▸ INSTRUCTION
Check every line of the entries for "Мурино", and copy the lines that hold it.

▸ DATA PROVIDED
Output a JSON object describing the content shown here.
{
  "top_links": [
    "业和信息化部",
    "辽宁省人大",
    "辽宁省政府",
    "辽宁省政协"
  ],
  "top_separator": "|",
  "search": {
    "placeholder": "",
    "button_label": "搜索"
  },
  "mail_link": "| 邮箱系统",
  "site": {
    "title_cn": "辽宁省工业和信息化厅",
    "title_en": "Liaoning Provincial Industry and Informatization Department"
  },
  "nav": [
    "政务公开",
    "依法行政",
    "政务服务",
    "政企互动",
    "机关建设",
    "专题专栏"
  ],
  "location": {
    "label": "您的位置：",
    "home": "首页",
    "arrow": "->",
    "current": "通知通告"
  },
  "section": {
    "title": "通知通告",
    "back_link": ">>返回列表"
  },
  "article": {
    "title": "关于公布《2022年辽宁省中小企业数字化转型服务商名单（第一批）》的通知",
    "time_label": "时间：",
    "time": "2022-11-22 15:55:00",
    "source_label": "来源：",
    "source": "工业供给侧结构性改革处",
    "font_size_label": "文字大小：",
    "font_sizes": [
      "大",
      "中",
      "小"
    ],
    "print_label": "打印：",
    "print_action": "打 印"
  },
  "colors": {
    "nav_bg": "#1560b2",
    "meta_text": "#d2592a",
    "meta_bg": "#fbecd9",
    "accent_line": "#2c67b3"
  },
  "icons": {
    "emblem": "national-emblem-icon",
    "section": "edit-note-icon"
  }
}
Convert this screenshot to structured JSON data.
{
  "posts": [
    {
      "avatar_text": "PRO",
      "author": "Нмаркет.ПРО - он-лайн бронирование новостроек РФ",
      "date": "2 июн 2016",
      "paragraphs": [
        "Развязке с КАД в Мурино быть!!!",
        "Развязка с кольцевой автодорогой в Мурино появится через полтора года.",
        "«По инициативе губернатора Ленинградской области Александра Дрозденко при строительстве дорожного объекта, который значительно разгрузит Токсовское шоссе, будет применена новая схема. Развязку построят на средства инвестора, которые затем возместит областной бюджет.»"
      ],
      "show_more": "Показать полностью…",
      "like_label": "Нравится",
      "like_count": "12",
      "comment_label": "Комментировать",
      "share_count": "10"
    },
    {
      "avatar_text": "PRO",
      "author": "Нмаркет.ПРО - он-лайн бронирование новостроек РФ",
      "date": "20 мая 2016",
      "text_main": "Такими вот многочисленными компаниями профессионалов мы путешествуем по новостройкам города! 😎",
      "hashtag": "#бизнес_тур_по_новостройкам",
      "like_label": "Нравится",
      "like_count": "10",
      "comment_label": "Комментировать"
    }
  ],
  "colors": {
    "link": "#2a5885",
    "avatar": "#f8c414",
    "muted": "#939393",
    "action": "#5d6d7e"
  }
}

▸ EXERCISE RESPONSE
        "Развязке с КАД в Мурино быть!!!",
        "Развязка с кольцевой автодорогой в Мурино появится через полтора года.",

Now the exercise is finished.